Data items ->
Start

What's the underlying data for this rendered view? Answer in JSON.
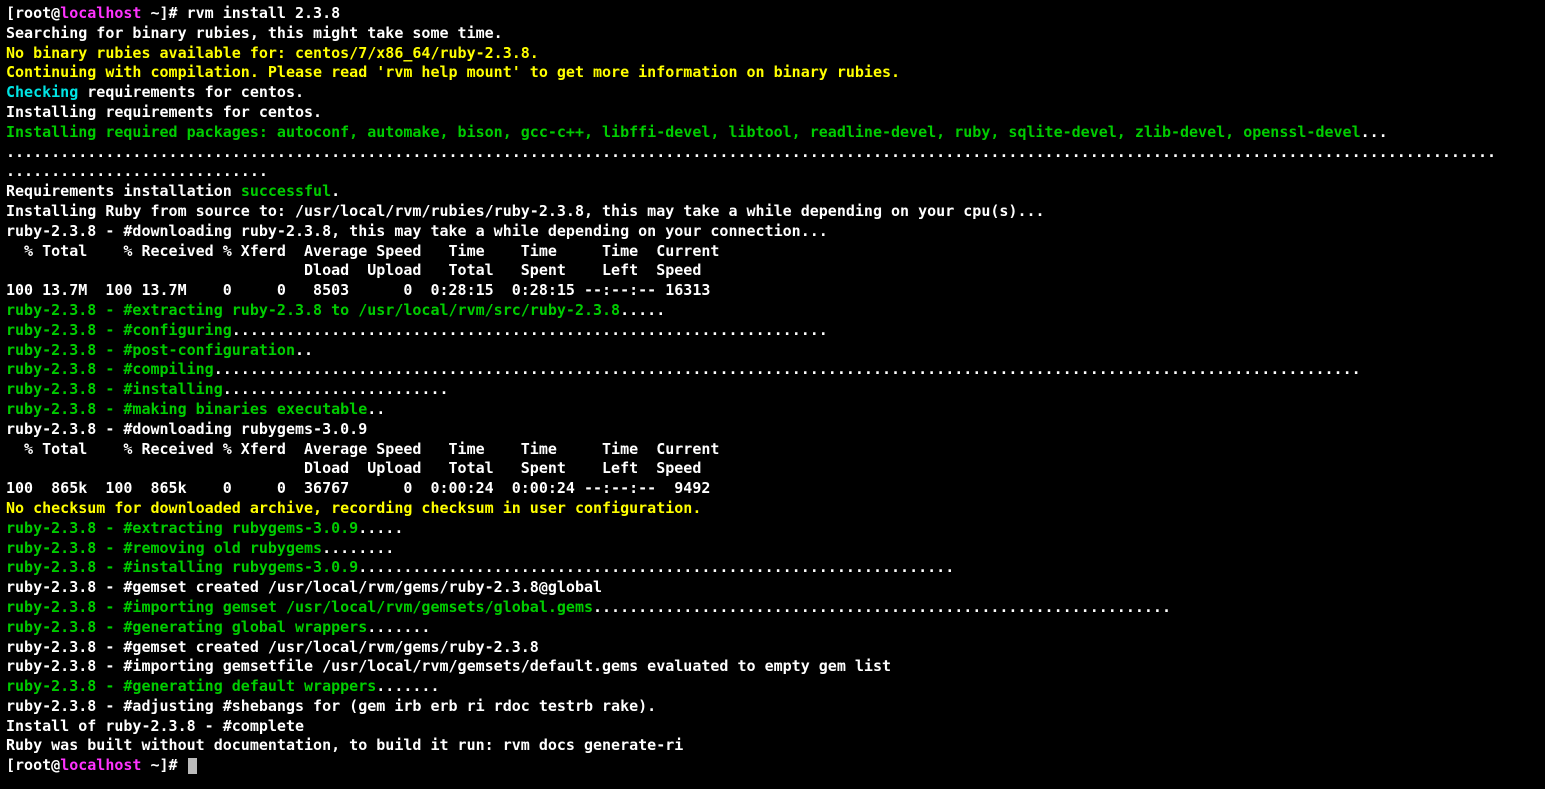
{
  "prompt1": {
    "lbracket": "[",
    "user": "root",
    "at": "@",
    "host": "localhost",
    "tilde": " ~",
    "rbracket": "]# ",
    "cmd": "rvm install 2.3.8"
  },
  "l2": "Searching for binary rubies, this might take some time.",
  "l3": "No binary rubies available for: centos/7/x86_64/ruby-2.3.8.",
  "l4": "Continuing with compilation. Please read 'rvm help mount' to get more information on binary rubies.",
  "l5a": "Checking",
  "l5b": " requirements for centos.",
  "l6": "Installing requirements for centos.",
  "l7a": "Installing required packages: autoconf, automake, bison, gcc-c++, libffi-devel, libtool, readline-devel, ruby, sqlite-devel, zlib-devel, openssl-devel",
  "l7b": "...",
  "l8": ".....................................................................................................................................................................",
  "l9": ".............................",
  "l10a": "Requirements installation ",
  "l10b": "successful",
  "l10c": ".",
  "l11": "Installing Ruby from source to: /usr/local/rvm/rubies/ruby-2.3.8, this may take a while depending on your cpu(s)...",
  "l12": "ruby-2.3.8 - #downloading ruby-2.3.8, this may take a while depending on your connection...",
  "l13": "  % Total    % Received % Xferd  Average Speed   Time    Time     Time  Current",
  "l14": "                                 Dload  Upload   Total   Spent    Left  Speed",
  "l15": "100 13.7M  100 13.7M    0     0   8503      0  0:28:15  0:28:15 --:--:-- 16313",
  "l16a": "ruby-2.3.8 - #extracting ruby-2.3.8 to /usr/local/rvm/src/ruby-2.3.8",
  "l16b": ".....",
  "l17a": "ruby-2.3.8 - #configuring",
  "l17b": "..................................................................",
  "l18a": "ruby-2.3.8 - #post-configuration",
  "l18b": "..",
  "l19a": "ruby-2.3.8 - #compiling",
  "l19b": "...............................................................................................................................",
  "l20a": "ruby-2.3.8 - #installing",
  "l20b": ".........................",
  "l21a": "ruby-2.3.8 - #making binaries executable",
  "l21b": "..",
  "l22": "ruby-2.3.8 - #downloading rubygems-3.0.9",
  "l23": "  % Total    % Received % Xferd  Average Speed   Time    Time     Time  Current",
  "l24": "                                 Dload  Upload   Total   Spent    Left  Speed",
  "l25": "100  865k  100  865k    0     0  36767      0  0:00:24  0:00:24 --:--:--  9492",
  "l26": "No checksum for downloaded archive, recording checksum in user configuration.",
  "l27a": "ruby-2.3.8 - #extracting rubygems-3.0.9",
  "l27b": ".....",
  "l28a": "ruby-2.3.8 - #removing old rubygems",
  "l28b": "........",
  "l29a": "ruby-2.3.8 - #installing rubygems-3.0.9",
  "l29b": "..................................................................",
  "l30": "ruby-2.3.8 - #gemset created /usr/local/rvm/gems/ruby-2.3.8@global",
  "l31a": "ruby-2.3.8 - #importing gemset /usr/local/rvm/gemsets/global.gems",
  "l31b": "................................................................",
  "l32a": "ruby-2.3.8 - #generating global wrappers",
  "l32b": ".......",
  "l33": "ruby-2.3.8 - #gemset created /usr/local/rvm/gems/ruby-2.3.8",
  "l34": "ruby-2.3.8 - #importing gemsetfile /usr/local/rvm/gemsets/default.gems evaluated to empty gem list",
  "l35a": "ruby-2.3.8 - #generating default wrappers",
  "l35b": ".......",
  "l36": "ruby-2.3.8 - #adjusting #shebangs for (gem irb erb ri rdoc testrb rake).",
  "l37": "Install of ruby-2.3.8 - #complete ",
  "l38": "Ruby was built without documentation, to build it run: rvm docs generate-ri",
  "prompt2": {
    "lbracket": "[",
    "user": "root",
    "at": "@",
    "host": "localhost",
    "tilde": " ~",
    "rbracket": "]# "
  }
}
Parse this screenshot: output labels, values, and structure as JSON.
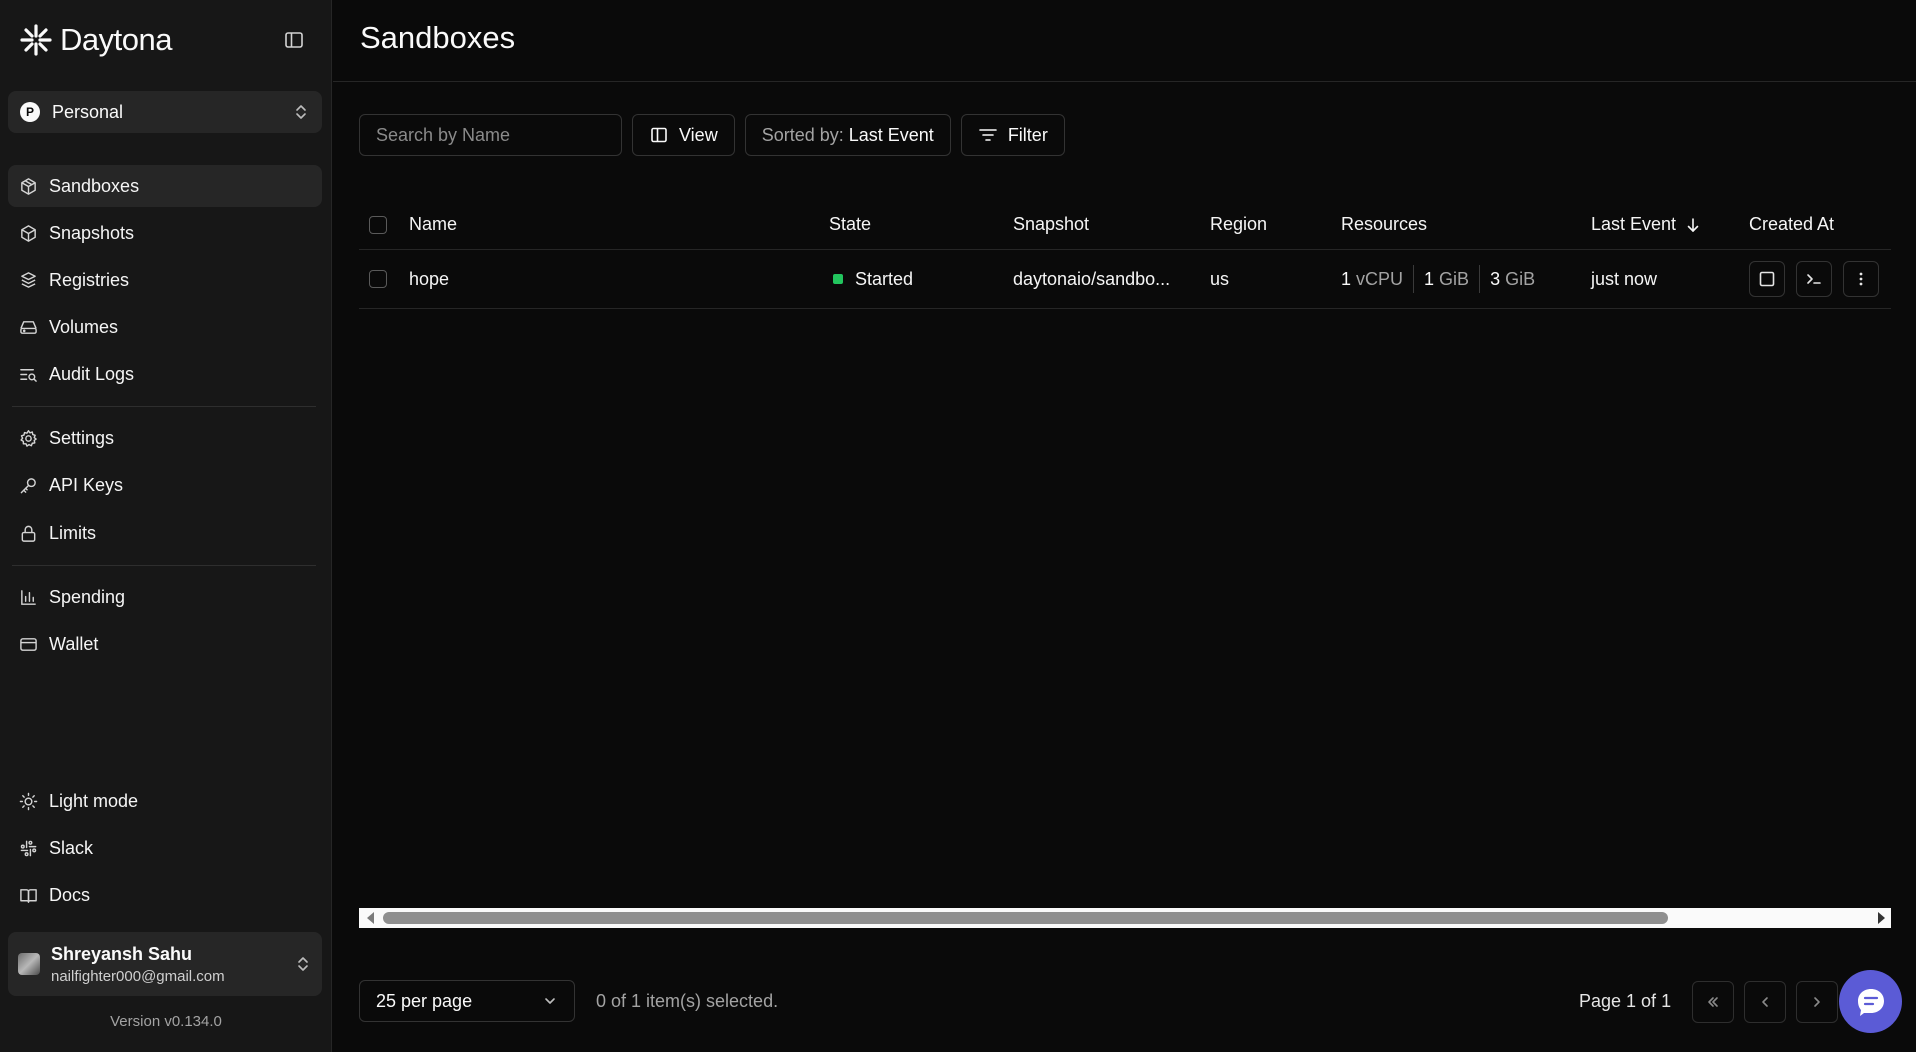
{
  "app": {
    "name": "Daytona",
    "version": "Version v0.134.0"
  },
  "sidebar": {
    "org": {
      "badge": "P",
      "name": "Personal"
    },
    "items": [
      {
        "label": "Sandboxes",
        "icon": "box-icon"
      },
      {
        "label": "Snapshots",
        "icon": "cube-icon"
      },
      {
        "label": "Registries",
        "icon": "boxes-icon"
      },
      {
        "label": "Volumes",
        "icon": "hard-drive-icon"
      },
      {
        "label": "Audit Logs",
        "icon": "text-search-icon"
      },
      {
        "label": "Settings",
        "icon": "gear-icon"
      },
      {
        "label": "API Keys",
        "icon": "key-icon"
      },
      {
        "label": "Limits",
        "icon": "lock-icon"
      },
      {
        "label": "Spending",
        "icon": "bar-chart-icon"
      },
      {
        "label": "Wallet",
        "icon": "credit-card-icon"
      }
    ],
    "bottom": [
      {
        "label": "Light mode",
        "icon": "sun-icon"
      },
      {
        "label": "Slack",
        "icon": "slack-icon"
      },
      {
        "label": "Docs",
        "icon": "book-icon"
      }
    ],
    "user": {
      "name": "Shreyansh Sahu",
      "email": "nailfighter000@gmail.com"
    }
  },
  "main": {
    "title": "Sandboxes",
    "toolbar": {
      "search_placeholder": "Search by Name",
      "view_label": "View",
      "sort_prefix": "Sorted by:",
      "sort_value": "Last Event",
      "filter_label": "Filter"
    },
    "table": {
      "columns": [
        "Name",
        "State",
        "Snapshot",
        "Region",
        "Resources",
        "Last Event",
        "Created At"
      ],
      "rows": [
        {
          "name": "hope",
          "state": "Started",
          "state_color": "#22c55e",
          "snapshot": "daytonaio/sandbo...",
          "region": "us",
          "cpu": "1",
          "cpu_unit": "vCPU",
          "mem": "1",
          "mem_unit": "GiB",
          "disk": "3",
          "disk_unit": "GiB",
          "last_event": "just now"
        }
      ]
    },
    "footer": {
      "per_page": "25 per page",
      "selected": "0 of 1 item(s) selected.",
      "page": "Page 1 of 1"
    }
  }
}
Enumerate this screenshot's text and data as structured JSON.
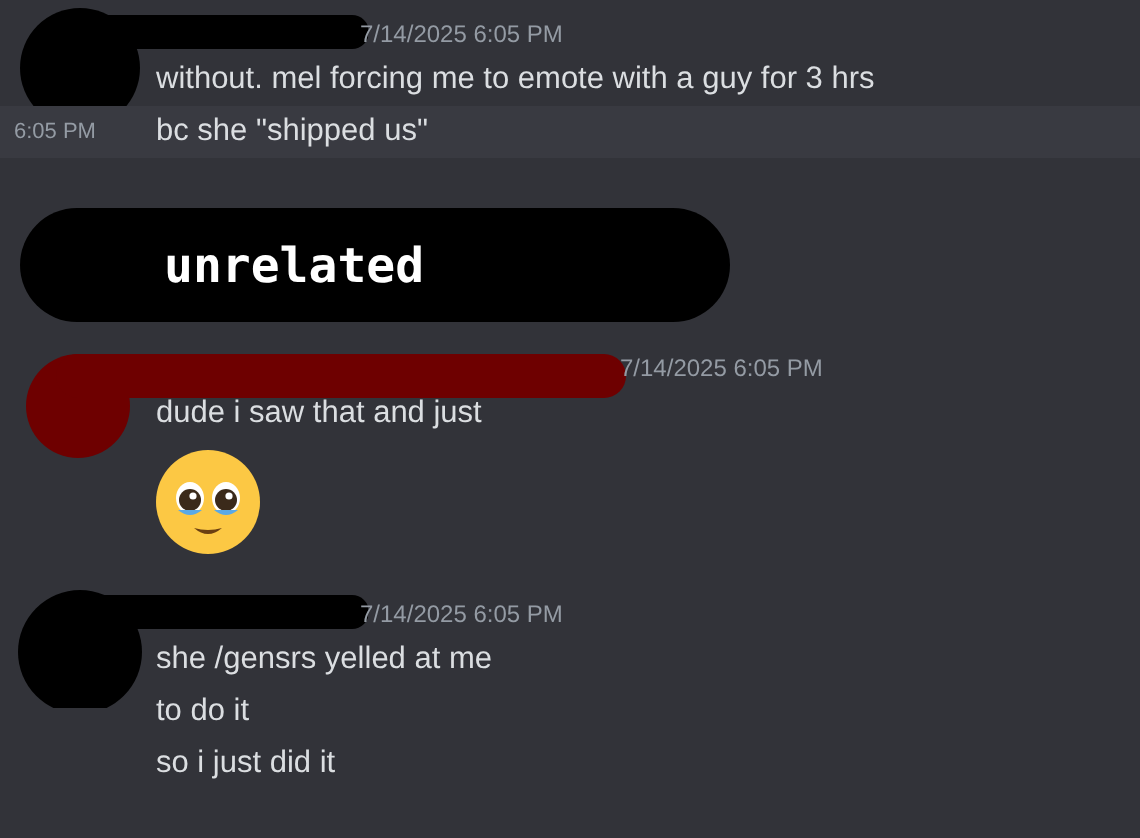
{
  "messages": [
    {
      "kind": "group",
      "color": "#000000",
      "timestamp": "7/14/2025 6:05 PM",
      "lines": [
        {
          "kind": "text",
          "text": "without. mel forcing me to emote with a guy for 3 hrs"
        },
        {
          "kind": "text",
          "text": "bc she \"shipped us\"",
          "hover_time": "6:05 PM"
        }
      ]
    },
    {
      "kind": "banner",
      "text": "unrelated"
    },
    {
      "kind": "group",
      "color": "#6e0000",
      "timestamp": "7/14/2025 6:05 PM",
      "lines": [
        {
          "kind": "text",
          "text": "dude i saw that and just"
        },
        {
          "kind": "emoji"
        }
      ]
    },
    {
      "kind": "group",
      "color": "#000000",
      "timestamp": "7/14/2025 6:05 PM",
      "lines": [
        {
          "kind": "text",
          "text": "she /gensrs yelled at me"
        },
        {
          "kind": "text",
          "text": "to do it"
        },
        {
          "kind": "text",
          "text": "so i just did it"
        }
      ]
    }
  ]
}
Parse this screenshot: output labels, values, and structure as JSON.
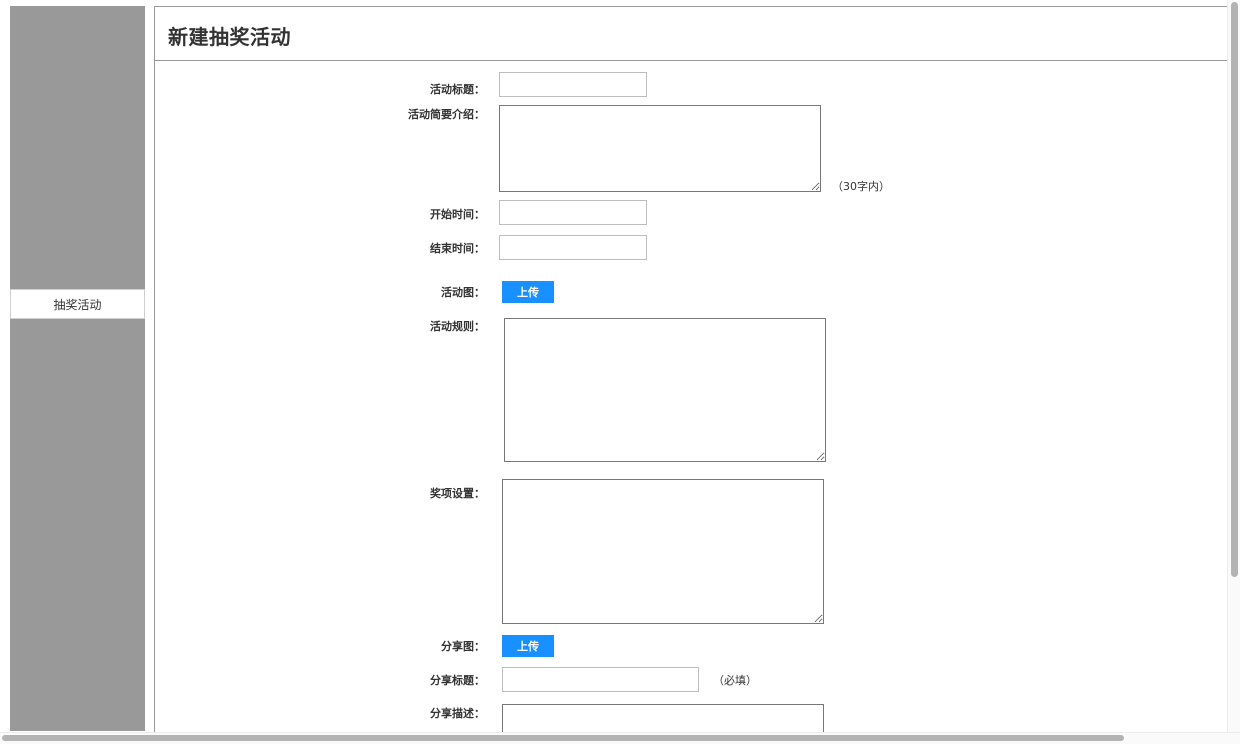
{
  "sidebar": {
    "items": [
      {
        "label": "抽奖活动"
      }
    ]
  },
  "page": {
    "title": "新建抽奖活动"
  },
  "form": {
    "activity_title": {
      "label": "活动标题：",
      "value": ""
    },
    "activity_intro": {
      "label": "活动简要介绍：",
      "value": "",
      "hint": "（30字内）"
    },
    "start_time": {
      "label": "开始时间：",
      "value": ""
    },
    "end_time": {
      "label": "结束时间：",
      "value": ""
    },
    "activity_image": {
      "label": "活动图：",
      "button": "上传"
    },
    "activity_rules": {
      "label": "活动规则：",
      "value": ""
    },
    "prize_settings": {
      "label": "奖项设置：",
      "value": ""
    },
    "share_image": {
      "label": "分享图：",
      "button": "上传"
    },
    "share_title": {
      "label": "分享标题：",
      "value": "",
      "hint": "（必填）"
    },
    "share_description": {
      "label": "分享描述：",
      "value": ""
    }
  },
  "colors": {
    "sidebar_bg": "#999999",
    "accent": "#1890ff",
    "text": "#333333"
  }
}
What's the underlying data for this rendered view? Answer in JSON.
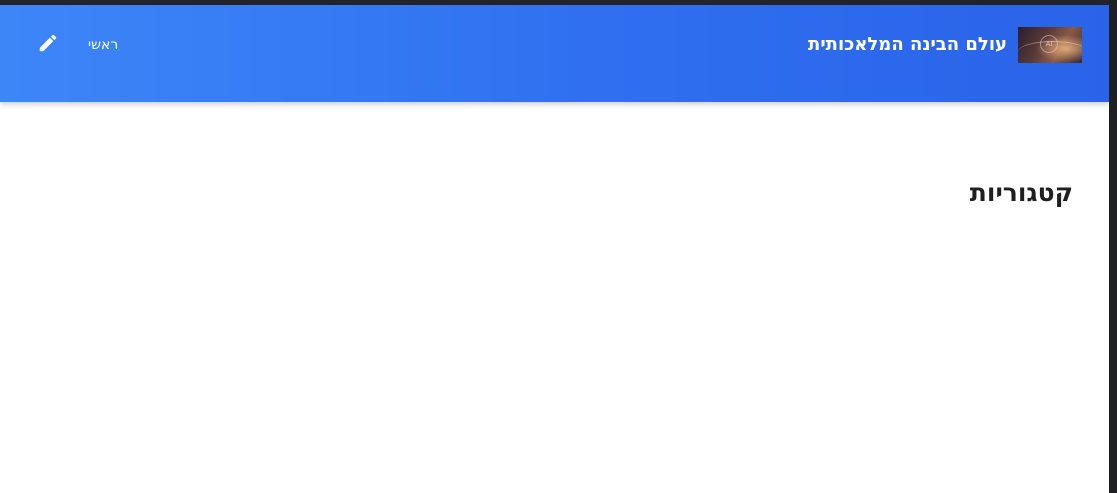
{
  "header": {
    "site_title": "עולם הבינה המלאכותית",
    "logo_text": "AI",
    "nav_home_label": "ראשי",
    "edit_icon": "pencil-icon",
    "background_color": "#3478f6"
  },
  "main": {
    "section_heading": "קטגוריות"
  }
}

End

Pull out all lines from the entries above in which the word "gemsets" appears.

Answer ->
  "l31a": "ruby-2.3.8 - #importing gemset /usr/local/rvm/gemsets/global.gems",
  "l34": "ruby-2.3.8 - #importing gemsetfile /usr/local/rvm/gemsets/default.gems evaluated to empty gem list",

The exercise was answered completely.